Given exercise –
Tell how many lines have the string "this" in them, and write nothing besides the number.

Data records
==========
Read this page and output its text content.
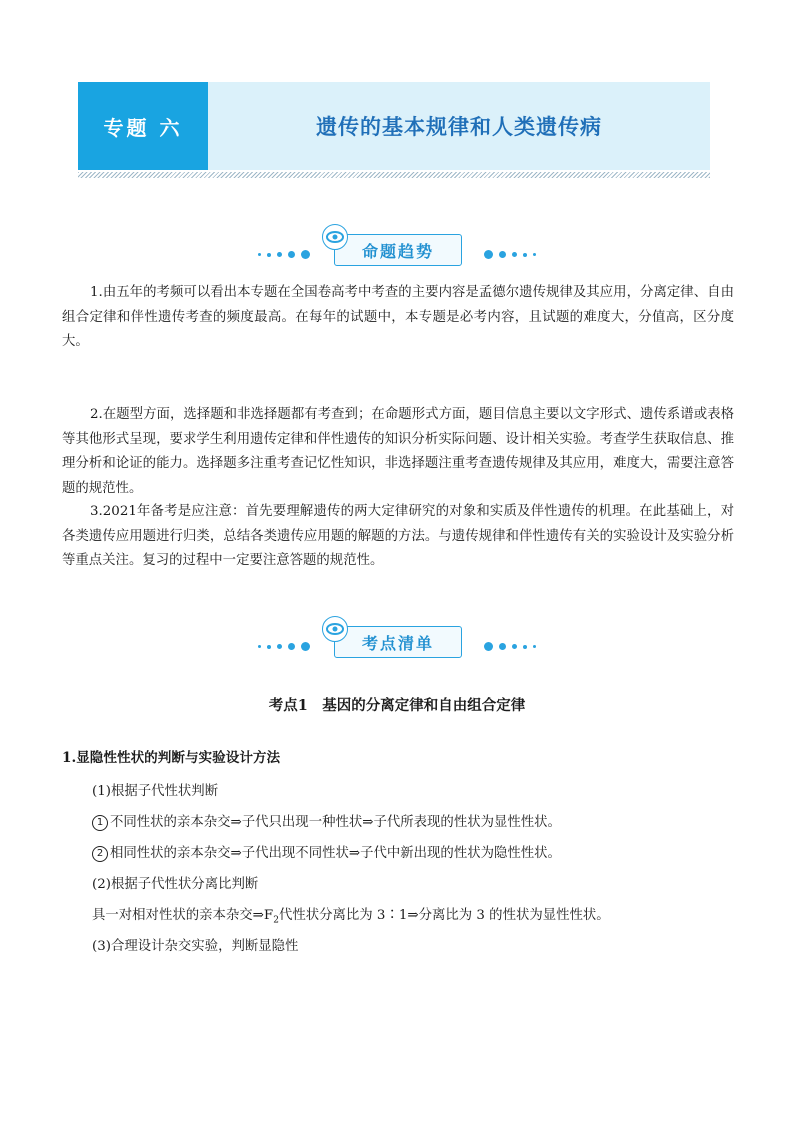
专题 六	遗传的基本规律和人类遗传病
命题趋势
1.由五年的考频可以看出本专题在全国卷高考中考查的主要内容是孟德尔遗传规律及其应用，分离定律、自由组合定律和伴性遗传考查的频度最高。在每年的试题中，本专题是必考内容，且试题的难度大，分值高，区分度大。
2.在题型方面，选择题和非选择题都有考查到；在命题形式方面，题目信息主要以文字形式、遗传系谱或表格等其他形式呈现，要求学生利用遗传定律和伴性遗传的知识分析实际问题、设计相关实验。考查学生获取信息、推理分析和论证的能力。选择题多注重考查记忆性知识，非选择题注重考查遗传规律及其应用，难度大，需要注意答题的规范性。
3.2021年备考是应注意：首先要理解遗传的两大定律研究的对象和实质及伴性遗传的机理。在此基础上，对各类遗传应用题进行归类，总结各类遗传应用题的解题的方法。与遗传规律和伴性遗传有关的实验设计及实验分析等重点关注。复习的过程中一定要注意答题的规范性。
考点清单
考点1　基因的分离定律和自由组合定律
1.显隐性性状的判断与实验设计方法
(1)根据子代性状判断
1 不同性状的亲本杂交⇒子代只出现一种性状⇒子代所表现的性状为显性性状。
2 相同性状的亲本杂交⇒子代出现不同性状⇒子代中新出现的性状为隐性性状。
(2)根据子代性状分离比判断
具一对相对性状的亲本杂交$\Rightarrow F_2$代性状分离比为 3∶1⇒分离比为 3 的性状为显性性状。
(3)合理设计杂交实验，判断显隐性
==========
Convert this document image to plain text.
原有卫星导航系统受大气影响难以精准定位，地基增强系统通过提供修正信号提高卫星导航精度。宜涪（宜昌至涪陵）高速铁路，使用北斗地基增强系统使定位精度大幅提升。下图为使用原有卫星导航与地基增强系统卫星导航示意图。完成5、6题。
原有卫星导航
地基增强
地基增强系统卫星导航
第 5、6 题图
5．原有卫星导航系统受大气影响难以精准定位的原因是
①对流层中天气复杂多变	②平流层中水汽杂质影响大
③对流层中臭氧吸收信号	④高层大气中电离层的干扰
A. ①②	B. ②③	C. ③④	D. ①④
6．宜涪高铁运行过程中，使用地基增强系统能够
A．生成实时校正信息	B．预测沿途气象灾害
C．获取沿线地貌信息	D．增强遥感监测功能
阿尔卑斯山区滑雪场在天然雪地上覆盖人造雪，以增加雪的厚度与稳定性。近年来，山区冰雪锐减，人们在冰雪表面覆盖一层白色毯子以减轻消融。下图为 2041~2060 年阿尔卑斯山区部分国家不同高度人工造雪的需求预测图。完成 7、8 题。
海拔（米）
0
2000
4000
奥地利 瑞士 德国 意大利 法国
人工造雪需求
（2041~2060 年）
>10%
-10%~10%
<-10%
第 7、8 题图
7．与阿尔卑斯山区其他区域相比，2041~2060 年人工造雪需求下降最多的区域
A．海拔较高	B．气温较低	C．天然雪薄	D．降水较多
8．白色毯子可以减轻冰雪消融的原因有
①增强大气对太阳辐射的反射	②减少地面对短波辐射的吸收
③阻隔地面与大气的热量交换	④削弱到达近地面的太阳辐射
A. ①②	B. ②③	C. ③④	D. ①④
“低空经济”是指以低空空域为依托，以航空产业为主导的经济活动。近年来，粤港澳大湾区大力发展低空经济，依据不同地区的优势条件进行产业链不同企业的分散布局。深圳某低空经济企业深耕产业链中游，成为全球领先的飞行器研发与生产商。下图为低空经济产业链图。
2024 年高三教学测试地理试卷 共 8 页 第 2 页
==========
Exercise solution –
2